### WHAT THIS TASK INVOLVES:
Wherever "Total" appears in a line, list that line.

• • • •

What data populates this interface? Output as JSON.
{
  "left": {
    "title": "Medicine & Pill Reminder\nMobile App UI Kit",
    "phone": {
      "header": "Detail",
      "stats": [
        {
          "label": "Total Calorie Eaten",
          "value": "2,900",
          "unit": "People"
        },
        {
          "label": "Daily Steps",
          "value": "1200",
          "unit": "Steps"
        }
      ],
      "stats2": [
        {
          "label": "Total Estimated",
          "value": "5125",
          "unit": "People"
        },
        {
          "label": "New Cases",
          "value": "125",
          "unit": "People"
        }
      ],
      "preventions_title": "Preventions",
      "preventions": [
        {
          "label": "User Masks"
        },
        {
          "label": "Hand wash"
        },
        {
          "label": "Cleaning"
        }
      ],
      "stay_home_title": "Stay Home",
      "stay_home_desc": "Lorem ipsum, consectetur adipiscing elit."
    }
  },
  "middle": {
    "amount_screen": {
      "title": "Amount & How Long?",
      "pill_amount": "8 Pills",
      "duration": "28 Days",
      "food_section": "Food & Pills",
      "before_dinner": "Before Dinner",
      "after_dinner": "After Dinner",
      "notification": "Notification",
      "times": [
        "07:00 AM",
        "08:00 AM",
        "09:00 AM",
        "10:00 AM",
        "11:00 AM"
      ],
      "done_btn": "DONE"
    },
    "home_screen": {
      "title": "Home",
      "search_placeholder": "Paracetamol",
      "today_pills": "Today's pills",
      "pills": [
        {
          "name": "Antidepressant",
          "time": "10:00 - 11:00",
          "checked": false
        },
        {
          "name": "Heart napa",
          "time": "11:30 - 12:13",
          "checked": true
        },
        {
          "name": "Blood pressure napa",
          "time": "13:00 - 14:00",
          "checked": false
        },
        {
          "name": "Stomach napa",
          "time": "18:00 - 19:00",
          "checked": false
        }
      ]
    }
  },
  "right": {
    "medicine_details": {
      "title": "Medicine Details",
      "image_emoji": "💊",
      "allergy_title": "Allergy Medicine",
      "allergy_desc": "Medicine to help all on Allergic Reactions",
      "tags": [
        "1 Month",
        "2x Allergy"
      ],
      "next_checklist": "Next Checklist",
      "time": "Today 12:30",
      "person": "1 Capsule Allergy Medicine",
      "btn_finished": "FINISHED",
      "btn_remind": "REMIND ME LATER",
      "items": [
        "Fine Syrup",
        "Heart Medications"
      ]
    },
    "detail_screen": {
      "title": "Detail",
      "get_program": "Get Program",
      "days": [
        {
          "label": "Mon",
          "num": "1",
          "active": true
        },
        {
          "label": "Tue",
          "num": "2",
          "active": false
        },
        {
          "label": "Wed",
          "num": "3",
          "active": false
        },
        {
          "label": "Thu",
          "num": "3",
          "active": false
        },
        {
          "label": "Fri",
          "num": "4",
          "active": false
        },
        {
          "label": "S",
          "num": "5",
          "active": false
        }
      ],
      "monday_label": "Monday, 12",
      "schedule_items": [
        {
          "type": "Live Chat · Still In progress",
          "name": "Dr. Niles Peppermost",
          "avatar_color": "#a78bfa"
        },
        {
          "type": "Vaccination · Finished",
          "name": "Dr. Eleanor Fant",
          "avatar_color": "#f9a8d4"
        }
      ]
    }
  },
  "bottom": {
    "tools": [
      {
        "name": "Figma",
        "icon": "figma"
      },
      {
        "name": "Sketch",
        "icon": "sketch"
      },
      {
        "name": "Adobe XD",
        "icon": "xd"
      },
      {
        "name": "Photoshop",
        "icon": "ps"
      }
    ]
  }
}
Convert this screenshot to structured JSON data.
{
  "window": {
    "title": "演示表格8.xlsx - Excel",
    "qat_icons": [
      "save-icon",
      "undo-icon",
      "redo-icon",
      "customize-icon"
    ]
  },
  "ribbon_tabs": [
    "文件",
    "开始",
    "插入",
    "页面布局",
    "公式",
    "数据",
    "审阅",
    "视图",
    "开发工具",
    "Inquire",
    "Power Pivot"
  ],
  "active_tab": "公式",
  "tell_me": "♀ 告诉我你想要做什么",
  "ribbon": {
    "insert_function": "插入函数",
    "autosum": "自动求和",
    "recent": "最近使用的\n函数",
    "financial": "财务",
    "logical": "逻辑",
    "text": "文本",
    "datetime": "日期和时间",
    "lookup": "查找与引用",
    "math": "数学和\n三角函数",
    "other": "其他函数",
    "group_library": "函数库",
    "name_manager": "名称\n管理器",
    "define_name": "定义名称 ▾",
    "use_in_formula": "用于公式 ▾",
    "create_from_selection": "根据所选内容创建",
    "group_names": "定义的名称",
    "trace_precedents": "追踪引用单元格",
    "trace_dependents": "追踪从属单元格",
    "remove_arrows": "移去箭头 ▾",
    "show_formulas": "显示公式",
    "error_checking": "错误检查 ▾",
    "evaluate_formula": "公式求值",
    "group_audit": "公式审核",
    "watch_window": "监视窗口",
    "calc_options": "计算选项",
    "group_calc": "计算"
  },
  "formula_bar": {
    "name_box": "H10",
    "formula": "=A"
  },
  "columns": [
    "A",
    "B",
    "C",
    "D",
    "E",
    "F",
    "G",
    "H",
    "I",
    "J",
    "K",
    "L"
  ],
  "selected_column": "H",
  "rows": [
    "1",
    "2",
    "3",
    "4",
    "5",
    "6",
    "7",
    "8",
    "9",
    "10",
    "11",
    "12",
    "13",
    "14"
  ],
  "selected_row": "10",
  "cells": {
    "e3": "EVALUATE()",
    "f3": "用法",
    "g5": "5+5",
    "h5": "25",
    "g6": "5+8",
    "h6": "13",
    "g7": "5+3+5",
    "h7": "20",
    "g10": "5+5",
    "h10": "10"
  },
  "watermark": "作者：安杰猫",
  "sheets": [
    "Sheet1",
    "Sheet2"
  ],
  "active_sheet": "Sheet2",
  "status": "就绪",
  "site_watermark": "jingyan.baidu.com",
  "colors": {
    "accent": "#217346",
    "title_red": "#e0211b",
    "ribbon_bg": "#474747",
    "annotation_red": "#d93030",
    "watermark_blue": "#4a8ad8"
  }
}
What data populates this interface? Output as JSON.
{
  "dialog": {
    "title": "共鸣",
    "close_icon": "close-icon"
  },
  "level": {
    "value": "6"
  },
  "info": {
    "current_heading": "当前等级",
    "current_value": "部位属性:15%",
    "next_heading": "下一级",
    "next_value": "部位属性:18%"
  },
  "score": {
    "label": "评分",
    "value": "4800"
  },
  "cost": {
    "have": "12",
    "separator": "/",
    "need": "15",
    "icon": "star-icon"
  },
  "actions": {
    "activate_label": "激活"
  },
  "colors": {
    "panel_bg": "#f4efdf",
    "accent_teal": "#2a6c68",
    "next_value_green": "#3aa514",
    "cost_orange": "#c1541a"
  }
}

• • • •

### THE ANSWER:
          "label": "Total Calorie Eaten",
          "label": "Total Estimated",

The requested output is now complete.